begin Raw data
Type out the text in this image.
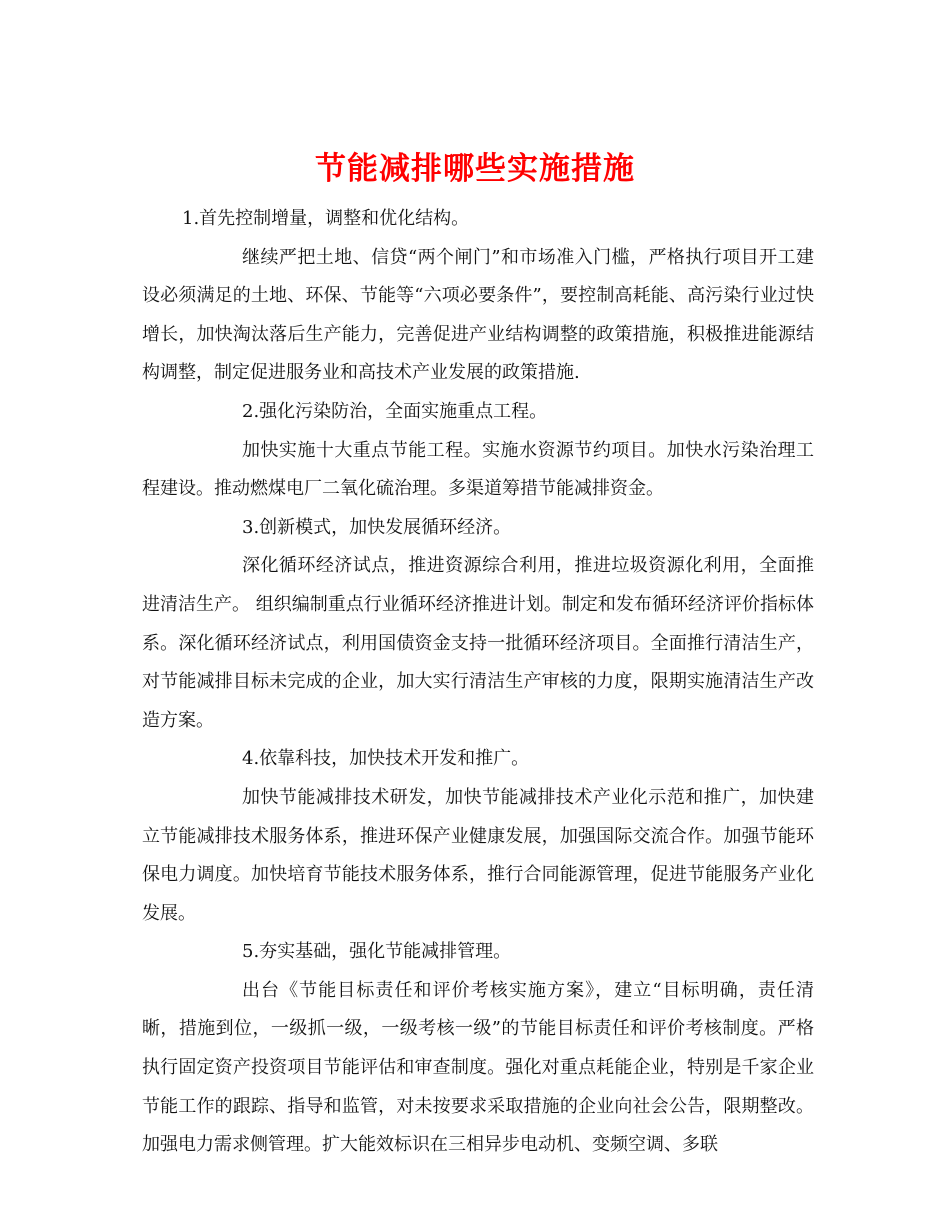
节能减排哪些实施措施

1.首先控制增量，调整和优化结构。

继续严把土地、信贷“两个闸门”和市场准入门槛，严格执行项目开工建设必须满足的土地、环保、节能等“六项必要条件”，要控制高耗能、高污染行业过快增长，加快淘汰落后生产能力，完善促进产业结构调整的政策措施，积极推进能源结构调整，制定促进服务业和高技术产业发展的政策措施.

2.强化污染防治，全面实施重点工程。

加快实施十大重点节能工程。实施水资源节约项目。加快水污染治理工程建设。推动燃煤电厂二氧化硫治理。多渠道筹措节能减排资金。

3.创新模式，加快发展循环经济。

深化循环经济试点，推进资源综合利用，推进垃圾资源化利用，全面推进清洁生产。 组织编制重点行业循环经济推进计划。制定和发布循环经济评价指标体系。深化循环经济试点，利用国债资金支持一批循环经济项目。全面推行清洁生产，对节能减排目标未完成的企业，加大实行清洁生产审核的力度，限期实施清洁生产改造方案。

4.依靠科技，加快技术开发和推广。

加快节能减排技术研发，加快节能减排技术产业化示范和推广，加快建立节能减排技术服务体系，推进环保产业健康发展，加强国际交流合作。加强节能环保电力调度。加快培育节能技术服务体系，推行合同能源管理，促进节能服务产业化发展。

5.夯实基础，强化节能减排管理。

出台《节能目标责任和评价考核实施方案》，建立“目标明确，责任清晰，措施到位，一级抓一级，一级考核一级”的节能目标责任和评价考核制度。严格执行固定资产投资项目节能评估和审查制度。强化对重点耗能企业，特别是千家企业节能工作的跟踪、指导和监管，对未按要求采取措施的企业向社会公告，限期整改。加强电力需求侧管理。扩大能效标识在三相异步电动机、变频空调、多联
end Raw data
Written task: Return the listing above unchanged, apart from dropping its pictures.

Response:
Type out the text in this image.
节能减排哪些实施措施

1.首先控制增量，调整和优化结构。

继续严把土地、信贷“两个闸门”和市场准入门槛，严格执行项目开工建设必须满足的土地、环保、节能等“六项必要条件”，要控制高耗能、高污染行业过快增长，加快淘汰落后生产能力，完善促进产业结构调整的政策措施，积极推进能源结构调整，制定促进服务业和高技术产业发展的政策措施.

2.强化污染防治，全面实施重点工程。

加快实施十大重点节能工程。实施水资源节约项目。加快水污染治理工程建设。推动燃煤电厂二氧化硫治理。多渠道筹措节能减排资金。

3.创新模式，加快发展循环经济。

深化循环经济试点，推进资源综合利用，推进垃圾资源化利用，全面推进清洁生产。 组织编制重点行业循环经济推进计划。制定和发布循环经济评价指标体系。深化循环经济试点，利用国债资金支持一批循环经济项目。全面推行清洁生产，对节能减排目标未完成的企业，加大实行清洁生产审核的力度，限期实施清洁生产改造方案。

4.依靠科技，加快技术开发和推广。

加快节能减排技术研发，加快节能减排技术产业化示范和推广，加快建立节能减排技术服务体系，推进环保产业健康发展，加强国际交流合作。加强节能环保电力调度。加快培育节能技术服务体系，推行合同能源管理，促进节能服务产业化发展。

5.夯实基础，强化节能减排管理。

出台《节能目标责任和评价考核实施方案》，建立“目标明确，责任清晰，措施到位，一级抓一级，一级考核一级”的节能目标责任和评价考核制度。严格执行固定资产投资项目节能评估和审查制度。强化对重点耗能企业，特别是千家企业节能工作的跟踪、指导和监管，对未按要求采取措施的企业向社会公告，限期整改。加强电力需求侧管理。扩大能效标识在三相异步电动机、变频空调、多联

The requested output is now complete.